Exercise task> Take each line containing "name" and report it exactly as written.

Data rows>
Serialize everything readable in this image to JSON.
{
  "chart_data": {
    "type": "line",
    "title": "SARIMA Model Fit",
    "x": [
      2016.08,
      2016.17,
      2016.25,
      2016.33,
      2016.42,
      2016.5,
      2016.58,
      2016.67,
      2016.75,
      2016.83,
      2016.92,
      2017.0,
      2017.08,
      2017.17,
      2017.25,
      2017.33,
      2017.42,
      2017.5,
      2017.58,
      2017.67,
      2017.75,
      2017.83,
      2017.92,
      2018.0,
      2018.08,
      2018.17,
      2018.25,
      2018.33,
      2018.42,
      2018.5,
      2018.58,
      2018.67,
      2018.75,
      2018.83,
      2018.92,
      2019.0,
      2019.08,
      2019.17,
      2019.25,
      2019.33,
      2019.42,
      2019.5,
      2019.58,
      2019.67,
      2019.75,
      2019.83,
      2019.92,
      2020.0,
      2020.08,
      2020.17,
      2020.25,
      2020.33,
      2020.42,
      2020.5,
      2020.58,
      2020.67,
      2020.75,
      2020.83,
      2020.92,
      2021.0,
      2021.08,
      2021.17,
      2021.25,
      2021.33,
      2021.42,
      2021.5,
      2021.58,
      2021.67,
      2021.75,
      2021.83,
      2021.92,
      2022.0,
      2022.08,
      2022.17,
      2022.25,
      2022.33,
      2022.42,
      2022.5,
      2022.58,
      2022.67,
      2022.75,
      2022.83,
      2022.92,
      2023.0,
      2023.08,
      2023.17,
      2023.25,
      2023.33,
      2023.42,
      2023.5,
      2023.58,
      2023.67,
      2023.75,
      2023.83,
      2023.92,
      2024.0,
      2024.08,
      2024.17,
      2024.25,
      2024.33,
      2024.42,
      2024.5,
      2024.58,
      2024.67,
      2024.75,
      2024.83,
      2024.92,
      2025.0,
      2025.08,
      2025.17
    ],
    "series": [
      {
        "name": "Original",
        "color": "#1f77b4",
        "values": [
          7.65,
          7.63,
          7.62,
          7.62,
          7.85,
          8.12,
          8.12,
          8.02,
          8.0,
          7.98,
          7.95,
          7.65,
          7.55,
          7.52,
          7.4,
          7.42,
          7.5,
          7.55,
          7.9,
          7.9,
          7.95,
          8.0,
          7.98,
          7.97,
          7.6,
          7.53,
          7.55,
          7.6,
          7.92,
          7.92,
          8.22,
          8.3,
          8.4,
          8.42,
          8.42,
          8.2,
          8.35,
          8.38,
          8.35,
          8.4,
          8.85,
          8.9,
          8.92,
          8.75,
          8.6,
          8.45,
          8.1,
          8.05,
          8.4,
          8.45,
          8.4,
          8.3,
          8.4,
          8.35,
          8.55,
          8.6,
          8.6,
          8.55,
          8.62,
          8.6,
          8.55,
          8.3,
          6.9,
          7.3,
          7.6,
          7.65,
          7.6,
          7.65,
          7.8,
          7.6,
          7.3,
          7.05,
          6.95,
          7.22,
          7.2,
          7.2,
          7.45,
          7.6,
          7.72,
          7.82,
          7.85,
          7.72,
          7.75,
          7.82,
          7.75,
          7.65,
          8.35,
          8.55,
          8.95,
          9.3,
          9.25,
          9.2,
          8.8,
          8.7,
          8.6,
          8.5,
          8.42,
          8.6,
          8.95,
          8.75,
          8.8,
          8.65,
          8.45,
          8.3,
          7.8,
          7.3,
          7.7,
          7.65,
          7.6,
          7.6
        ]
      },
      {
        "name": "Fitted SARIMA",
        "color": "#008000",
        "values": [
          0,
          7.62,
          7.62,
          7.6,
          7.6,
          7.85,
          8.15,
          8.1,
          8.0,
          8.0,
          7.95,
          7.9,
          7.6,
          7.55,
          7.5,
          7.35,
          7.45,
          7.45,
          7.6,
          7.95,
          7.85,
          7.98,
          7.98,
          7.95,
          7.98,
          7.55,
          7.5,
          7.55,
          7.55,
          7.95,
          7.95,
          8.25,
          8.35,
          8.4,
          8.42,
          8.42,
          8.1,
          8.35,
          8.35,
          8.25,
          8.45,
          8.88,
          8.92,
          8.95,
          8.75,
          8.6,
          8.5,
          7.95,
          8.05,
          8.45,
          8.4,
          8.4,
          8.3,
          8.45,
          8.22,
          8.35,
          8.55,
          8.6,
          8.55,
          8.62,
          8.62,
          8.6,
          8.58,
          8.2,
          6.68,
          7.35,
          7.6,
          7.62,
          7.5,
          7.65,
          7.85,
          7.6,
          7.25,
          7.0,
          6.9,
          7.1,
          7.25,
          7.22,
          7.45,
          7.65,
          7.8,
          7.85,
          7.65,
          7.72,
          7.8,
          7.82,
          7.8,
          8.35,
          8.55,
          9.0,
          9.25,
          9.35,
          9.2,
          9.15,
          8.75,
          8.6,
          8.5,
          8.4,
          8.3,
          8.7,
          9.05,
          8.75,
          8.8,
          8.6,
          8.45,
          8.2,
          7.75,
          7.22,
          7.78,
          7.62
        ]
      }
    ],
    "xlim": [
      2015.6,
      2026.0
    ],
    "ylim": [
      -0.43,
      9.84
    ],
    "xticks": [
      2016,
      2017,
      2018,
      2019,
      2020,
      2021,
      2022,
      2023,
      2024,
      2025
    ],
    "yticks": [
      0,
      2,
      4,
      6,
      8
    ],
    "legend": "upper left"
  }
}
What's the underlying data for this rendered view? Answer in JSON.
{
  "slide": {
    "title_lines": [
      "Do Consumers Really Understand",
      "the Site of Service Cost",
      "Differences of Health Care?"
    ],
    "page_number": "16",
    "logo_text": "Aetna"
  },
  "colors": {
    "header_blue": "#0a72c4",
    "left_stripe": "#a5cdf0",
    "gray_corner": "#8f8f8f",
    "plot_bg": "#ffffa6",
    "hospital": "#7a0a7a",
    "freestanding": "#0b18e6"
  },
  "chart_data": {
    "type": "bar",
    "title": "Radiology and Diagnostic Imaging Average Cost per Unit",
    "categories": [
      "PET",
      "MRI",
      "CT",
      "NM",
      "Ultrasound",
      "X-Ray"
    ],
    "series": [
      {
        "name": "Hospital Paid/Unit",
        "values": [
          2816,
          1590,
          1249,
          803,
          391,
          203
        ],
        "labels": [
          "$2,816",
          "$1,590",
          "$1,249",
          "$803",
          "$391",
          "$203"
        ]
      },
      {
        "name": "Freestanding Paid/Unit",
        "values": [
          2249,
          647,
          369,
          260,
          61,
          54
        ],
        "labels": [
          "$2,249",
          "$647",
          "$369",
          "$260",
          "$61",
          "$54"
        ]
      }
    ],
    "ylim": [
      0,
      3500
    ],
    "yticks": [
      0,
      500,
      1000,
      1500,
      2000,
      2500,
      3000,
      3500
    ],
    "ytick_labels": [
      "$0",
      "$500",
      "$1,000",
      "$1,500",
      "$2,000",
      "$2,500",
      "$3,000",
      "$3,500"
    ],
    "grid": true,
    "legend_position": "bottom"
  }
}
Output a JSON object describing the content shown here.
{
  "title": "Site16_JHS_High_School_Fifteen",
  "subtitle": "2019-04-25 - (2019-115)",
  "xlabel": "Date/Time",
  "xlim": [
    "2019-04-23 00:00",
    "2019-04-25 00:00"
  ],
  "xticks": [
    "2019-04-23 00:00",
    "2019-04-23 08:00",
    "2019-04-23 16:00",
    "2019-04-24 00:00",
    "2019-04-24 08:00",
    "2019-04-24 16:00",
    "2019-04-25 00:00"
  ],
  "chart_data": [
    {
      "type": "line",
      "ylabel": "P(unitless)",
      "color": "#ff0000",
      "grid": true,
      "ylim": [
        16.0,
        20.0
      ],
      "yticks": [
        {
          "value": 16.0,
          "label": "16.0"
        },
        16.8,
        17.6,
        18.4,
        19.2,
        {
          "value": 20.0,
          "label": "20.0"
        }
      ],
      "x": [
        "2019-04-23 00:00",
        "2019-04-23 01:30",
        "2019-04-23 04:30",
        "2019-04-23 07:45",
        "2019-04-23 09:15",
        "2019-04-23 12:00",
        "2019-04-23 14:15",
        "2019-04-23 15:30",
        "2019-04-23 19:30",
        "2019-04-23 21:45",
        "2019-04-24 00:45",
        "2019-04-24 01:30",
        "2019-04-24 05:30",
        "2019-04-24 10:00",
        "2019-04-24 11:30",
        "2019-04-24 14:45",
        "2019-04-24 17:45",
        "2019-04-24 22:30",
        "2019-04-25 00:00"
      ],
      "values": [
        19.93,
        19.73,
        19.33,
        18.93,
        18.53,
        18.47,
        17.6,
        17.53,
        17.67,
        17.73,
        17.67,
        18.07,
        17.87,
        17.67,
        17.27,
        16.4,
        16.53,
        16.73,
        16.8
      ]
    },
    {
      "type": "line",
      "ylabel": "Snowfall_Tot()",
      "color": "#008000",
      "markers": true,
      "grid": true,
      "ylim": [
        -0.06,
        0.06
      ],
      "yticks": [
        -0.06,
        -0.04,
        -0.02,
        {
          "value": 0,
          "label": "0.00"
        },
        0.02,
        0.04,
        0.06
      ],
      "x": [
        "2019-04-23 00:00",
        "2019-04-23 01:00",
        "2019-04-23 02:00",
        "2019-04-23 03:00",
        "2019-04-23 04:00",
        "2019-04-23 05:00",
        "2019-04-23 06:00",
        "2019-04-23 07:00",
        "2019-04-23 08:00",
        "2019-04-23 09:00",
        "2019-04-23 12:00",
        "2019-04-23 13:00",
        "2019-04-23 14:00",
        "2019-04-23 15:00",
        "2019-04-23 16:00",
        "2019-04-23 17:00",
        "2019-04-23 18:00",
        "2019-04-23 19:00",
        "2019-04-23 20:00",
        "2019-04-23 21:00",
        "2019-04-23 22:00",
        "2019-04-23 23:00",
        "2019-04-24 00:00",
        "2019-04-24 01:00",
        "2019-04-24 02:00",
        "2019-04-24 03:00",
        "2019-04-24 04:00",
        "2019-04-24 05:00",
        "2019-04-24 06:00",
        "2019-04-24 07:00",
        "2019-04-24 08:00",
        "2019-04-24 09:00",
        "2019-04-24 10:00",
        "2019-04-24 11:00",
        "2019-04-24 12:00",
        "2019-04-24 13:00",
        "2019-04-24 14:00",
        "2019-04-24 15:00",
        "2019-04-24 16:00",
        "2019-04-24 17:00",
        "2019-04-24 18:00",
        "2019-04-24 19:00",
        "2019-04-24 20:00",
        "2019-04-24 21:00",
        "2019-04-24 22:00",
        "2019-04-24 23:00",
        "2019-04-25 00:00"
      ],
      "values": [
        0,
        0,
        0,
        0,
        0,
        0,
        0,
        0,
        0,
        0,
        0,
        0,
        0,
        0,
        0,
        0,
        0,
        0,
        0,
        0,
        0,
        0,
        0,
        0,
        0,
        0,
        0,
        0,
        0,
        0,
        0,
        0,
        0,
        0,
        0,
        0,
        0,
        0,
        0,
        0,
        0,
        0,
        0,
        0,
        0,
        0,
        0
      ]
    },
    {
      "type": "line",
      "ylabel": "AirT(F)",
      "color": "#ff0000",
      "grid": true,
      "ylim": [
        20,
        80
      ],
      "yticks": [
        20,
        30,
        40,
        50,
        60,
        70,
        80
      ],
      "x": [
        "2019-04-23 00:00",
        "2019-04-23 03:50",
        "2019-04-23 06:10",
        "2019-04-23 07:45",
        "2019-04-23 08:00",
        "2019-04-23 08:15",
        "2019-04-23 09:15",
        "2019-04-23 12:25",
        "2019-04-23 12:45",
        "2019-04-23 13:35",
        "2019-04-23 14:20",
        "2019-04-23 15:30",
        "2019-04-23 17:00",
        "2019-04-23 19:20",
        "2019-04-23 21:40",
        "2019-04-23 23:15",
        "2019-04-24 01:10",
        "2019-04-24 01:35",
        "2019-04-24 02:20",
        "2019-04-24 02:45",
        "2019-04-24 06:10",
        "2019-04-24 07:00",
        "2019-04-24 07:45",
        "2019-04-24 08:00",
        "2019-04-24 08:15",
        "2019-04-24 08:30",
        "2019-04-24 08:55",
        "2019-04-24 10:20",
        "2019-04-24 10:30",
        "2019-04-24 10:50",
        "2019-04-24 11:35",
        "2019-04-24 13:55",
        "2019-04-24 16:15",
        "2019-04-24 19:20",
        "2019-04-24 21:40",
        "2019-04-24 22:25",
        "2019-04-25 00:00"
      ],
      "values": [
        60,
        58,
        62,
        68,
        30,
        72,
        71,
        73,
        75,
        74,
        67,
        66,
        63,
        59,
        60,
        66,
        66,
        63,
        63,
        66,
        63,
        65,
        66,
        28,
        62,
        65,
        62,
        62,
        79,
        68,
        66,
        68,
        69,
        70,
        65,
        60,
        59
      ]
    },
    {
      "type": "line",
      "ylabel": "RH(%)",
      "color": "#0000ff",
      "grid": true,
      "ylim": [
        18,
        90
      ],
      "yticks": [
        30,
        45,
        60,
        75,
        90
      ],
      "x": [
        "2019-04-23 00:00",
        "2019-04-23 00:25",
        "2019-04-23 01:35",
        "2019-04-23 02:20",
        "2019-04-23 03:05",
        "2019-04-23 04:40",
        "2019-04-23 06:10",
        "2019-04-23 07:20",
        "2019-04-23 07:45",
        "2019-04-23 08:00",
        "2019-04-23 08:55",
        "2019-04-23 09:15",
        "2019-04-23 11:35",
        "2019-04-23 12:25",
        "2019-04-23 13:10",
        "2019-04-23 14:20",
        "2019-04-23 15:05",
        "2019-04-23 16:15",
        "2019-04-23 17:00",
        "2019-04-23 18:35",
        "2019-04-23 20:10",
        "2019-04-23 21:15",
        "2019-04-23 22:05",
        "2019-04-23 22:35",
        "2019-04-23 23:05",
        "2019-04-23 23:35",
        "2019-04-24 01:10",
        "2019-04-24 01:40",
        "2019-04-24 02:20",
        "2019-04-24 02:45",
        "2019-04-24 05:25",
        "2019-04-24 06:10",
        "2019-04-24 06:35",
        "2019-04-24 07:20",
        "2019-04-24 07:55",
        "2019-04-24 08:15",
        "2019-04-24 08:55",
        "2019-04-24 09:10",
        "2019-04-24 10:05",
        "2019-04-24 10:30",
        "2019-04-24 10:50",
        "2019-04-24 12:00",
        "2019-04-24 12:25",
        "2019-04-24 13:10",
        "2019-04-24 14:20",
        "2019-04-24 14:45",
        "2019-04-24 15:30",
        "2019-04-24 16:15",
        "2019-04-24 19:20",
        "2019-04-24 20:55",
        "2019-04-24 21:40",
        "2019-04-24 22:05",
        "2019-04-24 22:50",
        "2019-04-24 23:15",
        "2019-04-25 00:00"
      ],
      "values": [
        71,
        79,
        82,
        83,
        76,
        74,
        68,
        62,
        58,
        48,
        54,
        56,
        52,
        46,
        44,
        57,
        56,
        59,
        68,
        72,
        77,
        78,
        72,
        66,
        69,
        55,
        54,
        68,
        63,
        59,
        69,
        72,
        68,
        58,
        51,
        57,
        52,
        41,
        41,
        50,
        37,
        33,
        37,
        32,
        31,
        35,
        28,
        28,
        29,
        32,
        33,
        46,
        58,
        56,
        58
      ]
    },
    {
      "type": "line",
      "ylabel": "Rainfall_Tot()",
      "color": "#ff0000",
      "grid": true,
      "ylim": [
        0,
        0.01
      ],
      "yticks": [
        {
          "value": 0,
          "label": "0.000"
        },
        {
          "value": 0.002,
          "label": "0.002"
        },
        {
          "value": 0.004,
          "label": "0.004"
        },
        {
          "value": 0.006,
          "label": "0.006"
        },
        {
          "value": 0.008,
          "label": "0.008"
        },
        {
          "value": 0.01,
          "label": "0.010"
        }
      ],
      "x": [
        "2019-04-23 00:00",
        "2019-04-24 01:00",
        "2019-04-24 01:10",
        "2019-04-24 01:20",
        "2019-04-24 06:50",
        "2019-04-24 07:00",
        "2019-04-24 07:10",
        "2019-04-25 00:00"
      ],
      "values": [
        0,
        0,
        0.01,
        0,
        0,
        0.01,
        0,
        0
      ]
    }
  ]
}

Written reply>
        "name": "Original",
        "name": "Fitted SARIMA",
        "name": "Hospital Paid/Unit",
        "name": "Freestanding Paid/Unit",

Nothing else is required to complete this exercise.